- WHAT THE TASK ASKS:
Return each line of the listing below, unchanged, and omit the images.

## begin EXERCISE INPUTS

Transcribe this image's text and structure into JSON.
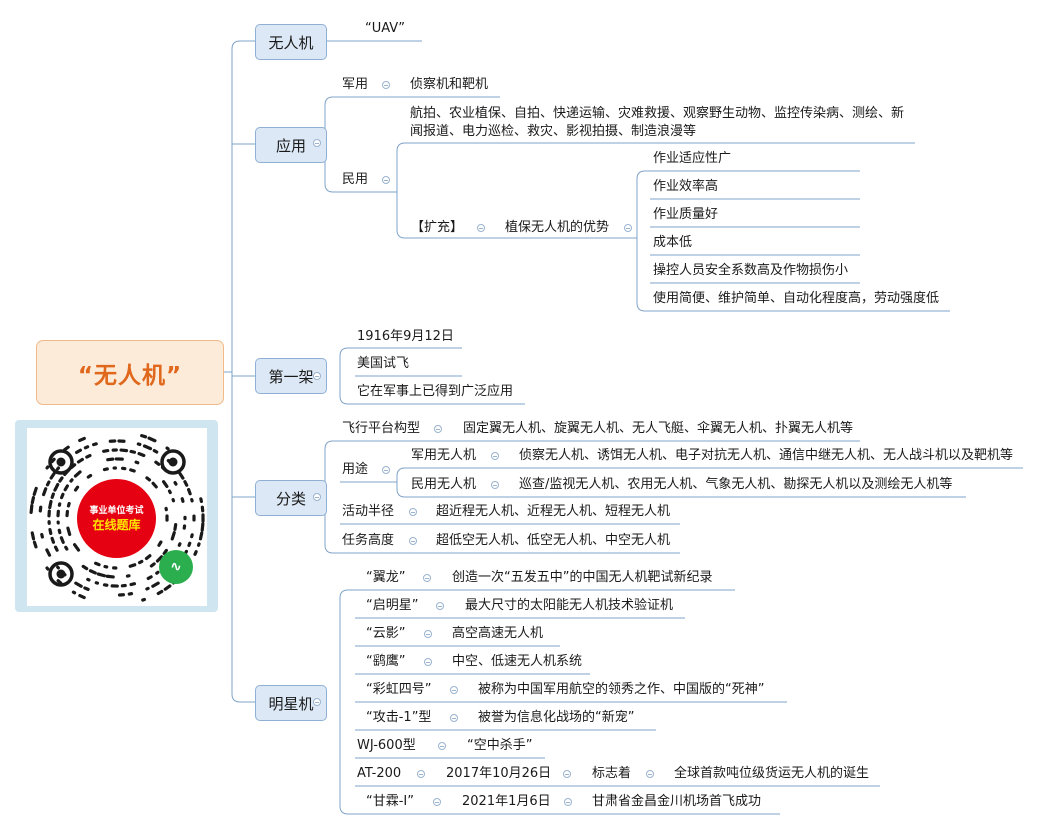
{
  "root": "“无人机”",
  "branches": {
    "uav": "无人机",
    "app": "应用",
    "first": "第一架",
    "cls": "分类",
    "star": "明星机"
  },
  "uav": {
    "name": "“UAV”"
  },
  "app": {
    "military": "军用",
    "military_desc": "侦察机和靶机",
    "civil": "民用",
    "civil_desc": "航拍、农业植保、自拍、快递运输、灾难救援、观察野生动物、监控传染病、测绘、新闻报道、电力巡检、救灾、影视拍摄、制造浪漫等",
    "expand": "【扩充】",
    "advantage_title": "植保无人机的优势",
    "advantages": [
      "作业适应性广",
      "作业效率高",
      "作业质量好",
      "成本低",
      "操控人员安全系数高及作物损伤小",
      "使用简便、维护简单、自动化程度高，劳动强度低"
    ]
  },
  "first": [
    "1916年9月12日",
    "美国试飞",
    "它在军事上已得到广泛应用"
  ],
  "cls": {
    "platform": "飞行平台构型",
    "platform_desc": "固定翼无人机、旋翼无人机、无人飞艇、伞翼无人机、扑翼无人机等",
    "use": "用途",
    "mil": "军用无人机",
    "mil_desc": "侦察无人机、诱饵无人机、电子对抗无人机、通信中继无人机、无人战斗机以及靶机等",
    "civ": "民用无人机",
    "civ_desc": "巡查/监视无人机、农用无人机、气象无人机、勘探无人机以及测绘无人机等",
    "radius": "活动半径",
    "radius_desc": "超近程无人机、近程无人机、短程无人机",
    "alt": "任务高度",
    "alt_desc": "超低空无人机、低空无人机、中空无人机"
  },
  "star": {
    "items": [
      {
        "name": "“翼龙”",
        "desc": "创造一次“五发五中”的中国无人机靶试新纪录"
      },
      {
        "name": "“启明星”",
        "desc": "最大尺寸的太阳能无人机技术验证机"
      },
      {
        "name": "“云影”",
        "desc": "高空高速无人机"
      },
      {
        "name": "“鹞鹰”",
        "desc": "中空、低速无人机系统"
      },
      {
        "name": "“彩虹四号”",
        "desc": "被称为中国军用航空的领秀之作、中国版的“死神”"
      },
      {
        "name": "“攻击-1”型",
        "desc": "被誉为信息化战场的“新宠”"
      },
      {
        "name": "WJ-600型",
        "desc": "“空中杀手”"
      }
    ],
    "at200": {
      "name": "AT-200",
      "date": "2017年10月26日",
      "mark": "标志着",
      "desc": "全球首款吨位级货运无人机的诞生"
    },
    "ganlin": {
      "name": "“甘霖-I”",
      "date": "2021年1月6日",
      "desc": "甘肃省金昌金川机场首飞成功"
    }
  },
  "qr": {
    "line1": "事业单位考试",
    "line2": "在线题库"
  },
  "colors": {
    "line": "#7fa3c8",
    "root_text": "#e0681c",
    "root_fill": "#fdebd9",
    "branch_fill": "#dce8f5",
    "qr_red": "#e50012"
  }
}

## end EXERCISE INPUTS

- RESULT FOR THIS EXERCISE:
Transcribe this image's text and structure into JSON.
{
  "root": "“无人机”",
  "branches": {
    "uav": "无人机",
    "app": "应用",
    "first": "第一架",
    "cls": "分类",
    "star": "明星机"
  },
  "uav": {
    "name": "“UAV”"
  },
  "app": {
    "military": "军用",
    "military_desc": "侦察机和靶机",
    "civil": "民用",
    "civil_desc": "航拍、农业植保、自拍、快递运输、灾难救援、观察野生动物、监控传染病、测绘、新闻报道、电力巡检、救灾、影视拍摄、制造浪漫等",
    "expand": "【扩充】",
    "advantage_title": "植保无人机的优势",
    "advantages": [
      "作业适应性广",
      "作业效率高",
      "作业质量好",
      "成本低",
      "操控人员安全系数高及作物损伤小",
      "使用简便、维护简单、自动化程度高，劳动强度低"
    ]
  },
  "first": [
    "1916年9月12日",
    "美国试飞",
    "它在军事上已得到广泛应用"
  ],
  "cls": {
    "platform": "飞行平台构型",
    "platform_desc": "固定翼无人机、旋翼无人机、无人飞艇、伞翼无人机、扑翼无人机等",
    "use": "用途",
    "mil": "军用无人机",
    "mil_desc": "侦察无人机、诱饵无人机、电子对抗无人机、通信中继无人机、无人战斗机以及靶机等",
    "civ": "民用无人机",
    "civ_desc": "巡查/监视无人机、农用无人机、气象无人机、勘探无人机以及测绘无人机等",
    "radius": "活动半径",
    "radius_desc": "超近程无人机、近程无人机、短程无人机",
    "alt": "任务高度",
    "alt_desc": "超低空无人机、低空无人机、中空无人机"
  },
  "star": {
    "items": [
      {
        "name": "“翼龙”",
        "desc": "创造一次“五发五中”的中国无人机靶试新纪录"
      },
      {
        "name": "“启明星”",
        "desc": "最大尺寸的太阳能无人机技术验证机"
      },
      {
        "name": "“云影”",
        "desc": "高空高速无人机"
      },
      {
        "name": "“鹞鹰”",
        "desc": "中空、低速无人机系统"
      },
      {
        "name": "“彩虹四号”",
        "desc": "被称为中国军用航空的领秀之作、中国版的“死神”"
      },
      {
        "name": "“攻击-1”型",
        "desc": "被誉为信息化战场的“新宠”"
      },
      {
        "name": "WJ-600型",
        "desc": "“空中杀手”"
      }
    ],
    "at200": {
      "name": "AT-200",
      "date": "2017年10月26日",
      "mark": "标志着",
      "desc": "全球首款吨位级货运无人机的诞生"
    },
    "ganlin": {
      "name": "“甘霖-I”",
      "date": "2021年1月6日",
      "desc": "甘肃省金昌金川机场首飞成功"
    }
  },
  "qr": {
    "line1": "事业单位考试",
    "line2": "在线题库"
  },
  "colors": {
    "line": "#7fa3c8",
    "root_text": "#e0681c",
    "root_fill": "#fdebd9",
    "branch_fill": "#dce8f5",
    "qr_red": "#e50012"
  }
}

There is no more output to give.